** Start **

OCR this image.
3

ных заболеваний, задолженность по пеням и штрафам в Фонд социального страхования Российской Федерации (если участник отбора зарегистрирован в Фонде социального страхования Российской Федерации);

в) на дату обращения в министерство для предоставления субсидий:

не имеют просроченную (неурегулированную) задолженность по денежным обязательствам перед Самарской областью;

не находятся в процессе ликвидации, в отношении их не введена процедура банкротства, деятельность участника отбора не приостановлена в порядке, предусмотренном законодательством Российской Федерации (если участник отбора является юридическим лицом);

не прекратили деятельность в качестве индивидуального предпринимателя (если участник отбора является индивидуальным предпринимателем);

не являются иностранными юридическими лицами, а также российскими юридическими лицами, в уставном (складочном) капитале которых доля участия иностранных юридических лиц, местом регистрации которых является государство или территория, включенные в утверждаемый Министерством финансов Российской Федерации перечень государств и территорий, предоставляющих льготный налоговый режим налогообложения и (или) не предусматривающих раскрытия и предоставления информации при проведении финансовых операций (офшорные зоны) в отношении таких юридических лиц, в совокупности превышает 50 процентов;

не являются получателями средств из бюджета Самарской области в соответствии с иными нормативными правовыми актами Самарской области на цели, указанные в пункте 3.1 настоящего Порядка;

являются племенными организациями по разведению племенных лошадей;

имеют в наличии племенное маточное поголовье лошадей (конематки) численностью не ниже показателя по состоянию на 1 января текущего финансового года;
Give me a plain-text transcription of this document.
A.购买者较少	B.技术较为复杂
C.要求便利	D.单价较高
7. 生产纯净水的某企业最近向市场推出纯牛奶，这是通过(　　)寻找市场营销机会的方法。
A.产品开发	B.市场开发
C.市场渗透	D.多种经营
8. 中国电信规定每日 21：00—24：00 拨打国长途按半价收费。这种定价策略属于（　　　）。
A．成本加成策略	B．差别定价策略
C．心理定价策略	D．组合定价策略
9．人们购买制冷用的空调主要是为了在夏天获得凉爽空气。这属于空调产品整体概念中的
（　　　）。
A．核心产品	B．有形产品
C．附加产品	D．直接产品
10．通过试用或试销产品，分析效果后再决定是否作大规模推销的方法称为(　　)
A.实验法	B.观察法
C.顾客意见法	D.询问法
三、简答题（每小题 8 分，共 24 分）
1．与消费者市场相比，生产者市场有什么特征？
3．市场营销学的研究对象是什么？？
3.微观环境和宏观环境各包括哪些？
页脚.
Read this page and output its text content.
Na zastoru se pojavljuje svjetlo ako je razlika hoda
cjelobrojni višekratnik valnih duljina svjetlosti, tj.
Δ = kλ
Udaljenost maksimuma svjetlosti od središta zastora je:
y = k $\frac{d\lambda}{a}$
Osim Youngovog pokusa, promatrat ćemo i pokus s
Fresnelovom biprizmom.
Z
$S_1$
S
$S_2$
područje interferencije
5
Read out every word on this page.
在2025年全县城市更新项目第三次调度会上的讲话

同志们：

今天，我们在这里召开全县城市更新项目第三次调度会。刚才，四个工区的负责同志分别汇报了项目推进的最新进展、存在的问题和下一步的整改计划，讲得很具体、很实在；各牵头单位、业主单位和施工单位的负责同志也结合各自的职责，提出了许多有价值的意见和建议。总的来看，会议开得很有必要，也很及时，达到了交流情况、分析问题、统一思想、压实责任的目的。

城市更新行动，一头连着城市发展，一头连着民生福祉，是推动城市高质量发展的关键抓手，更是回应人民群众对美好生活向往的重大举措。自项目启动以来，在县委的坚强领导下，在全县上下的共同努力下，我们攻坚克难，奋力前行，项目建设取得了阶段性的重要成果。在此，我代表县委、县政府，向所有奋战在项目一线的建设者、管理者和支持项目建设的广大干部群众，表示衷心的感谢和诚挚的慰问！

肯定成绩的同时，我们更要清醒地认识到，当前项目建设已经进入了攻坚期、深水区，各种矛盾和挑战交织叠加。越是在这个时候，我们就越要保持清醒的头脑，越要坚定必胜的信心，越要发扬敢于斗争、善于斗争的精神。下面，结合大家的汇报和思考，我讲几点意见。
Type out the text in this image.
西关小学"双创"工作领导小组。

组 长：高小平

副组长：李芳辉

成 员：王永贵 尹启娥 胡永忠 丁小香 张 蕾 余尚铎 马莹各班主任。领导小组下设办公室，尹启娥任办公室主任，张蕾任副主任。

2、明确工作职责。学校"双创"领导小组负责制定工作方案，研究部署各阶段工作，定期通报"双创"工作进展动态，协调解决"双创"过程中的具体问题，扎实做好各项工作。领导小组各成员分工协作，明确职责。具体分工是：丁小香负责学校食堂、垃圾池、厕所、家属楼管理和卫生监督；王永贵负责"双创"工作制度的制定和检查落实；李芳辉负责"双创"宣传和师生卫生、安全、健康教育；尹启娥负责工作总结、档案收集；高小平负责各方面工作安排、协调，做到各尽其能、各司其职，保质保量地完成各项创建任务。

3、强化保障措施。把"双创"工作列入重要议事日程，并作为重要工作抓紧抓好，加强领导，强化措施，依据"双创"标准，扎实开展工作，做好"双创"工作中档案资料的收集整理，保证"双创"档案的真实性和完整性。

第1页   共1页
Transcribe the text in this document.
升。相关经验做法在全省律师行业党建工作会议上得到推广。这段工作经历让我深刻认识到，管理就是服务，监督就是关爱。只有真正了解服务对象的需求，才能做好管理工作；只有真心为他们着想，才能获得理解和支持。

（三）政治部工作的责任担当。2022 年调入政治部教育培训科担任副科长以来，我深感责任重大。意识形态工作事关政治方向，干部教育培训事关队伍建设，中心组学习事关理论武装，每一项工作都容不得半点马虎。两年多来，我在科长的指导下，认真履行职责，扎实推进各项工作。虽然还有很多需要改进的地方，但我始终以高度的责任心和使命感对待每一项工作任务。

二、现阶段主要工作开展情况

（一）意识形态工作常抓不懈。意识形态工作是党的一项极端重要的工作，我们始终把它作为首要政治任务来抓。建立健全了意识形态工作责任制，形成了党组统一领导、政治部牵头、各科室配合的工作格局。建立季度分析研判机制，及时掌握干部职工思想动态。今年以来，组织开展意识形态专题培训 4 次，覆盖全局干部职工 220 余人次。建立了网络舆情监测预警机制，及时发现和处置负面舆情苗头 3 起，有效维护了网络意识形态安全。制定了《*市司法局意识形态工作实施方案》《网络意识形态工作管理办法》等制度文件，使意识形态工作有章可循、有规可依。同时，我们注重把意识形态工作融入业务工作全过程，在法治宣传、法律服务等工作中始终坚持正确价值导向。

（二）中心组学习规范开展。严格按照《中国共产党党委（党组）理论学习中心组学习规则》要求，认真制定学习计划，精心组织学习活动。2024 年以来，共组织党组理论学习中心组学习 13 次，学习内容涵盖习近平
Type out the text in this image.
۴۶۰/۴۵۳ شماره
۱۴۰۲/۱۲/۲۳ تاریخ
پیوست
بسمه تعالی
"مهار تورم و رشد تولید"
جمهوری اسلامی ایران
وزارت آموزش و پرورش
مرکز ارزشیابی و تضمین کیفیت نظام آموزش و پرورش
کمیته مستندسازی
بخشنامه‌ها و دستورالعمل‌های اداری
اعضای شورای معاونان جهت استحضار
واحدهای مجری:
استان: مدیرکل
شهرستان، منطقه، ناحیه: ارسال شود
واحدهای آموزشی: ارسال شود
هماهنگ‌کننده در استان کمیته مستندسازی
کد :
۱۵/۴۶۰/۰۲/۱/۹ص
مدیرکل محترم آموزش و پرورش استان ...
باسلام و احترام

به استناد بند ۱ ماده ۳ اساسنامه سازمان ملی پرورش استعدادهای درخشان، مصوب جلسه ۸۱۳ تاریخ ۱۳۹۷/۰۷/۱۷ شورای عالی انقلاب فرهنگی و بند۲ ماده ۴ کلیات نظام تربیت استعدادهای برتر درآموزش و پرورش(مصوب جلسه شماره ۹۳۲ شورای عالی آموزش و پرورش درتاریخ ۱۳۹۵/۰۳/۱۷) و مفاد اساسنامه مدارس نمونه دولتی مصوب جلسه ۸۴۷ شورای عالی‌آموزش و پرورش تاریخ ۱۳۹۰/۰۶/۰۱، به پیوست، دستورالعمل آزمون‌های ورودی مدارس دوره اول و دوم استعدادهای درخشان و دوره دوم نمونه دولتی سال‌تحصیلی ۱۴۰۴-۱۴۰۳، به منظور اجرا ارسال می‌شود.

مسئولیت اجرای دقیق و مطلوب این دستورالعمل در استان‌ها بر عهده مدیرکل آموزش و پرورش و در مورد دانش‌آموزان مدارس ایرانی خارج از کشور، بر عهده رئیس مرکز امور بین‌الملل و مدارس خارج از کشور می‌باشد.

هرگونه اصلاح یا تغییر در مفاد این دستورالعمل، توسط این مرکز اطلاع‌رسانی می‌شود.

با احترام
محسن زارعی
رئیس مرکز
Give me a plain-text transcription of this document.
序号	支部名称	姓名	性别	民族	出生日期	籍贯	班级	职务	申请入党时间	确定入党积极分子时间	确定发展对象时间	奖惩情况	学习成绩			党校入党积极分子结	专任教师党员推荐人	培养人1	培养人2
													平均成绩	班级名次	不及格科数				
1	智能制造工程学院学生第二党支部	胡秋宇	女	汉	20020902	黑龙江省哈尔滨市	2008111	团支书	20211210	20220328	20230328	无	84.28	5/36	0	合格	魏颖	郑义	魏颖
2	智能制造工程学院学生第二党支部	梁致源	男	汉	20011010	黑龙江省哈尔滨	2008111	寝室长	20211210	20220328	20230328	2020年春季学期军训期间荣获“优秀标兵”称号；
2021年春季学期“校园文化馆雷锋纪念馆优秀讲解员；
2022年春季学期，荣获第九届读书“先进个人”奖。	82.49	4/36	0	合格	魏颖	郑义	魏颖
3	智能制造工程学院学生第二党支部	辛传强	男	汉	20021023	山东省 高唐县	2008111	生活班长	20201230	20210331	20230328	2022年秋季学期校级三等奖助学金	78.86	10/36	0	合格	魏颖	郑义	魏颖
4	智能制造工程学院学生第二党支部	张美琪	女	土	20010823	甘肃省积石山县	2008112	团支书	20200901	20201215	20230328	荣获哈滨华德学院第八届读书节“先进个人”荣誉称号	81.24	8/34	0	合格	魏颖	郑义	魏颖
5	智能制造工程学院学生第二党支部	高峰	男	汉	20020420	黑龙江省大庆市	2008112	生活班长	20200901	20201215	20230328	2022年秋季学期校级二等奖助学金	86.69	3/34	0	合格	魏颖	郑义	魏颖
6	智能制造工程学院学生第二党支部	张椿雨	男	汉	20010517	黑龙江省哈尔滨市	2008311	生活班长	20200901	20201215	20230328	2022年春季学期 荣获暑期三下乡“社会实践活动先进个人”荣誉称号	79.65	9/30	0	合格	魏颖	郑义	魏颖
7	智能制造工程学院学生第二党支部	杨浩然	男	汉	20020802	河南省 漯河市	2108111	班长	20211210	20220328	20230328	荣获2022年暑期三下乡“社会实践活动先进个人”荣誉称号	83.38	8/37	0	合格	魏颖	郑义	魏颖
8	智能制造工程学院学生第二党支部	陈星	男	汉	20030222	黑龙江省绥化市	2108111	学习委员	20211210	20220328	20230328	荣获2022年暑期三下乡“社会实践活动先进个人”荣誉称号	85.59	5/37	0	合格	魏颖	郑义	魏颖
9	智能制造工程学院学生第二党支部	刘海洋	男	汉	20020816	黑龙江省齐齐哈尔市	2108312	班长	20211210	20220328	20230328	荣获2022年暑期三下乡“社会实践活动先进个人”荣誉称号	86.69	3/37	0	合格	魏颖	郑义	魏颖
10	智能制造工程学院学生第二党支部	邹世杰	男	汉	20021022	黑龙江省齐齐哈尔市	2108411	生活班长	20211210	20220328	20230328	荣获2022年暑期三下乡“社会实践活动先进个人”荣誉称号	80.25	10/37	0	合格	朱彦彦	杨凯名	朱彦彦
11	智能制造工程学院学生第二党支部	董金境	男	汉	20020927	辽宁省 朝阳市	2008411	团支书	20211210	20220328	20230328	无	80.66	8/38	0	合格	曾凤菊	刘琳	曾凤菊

** End **

• **Your goal**
Pull out every line holding "استان" from the records above, and copy it.

• **Answer for this exercise**
استان: مدیرکل
هماهنگ‌کننده در استان کمیته مستندسازی
مدیرکل محترم آموزش و پرورش استان ...
مسئولیت اجرای دقیق و مطلوب این دستورالعمل در استان‌ها بر عهده مدیرکل آموزش و پرورش و در مورد دانش‌آموزان مدارس ایرانی خارج از کشور، بر عهده رئیس مرکز امور بین‌الملل و مدارس خارج از کشور می‌باشد.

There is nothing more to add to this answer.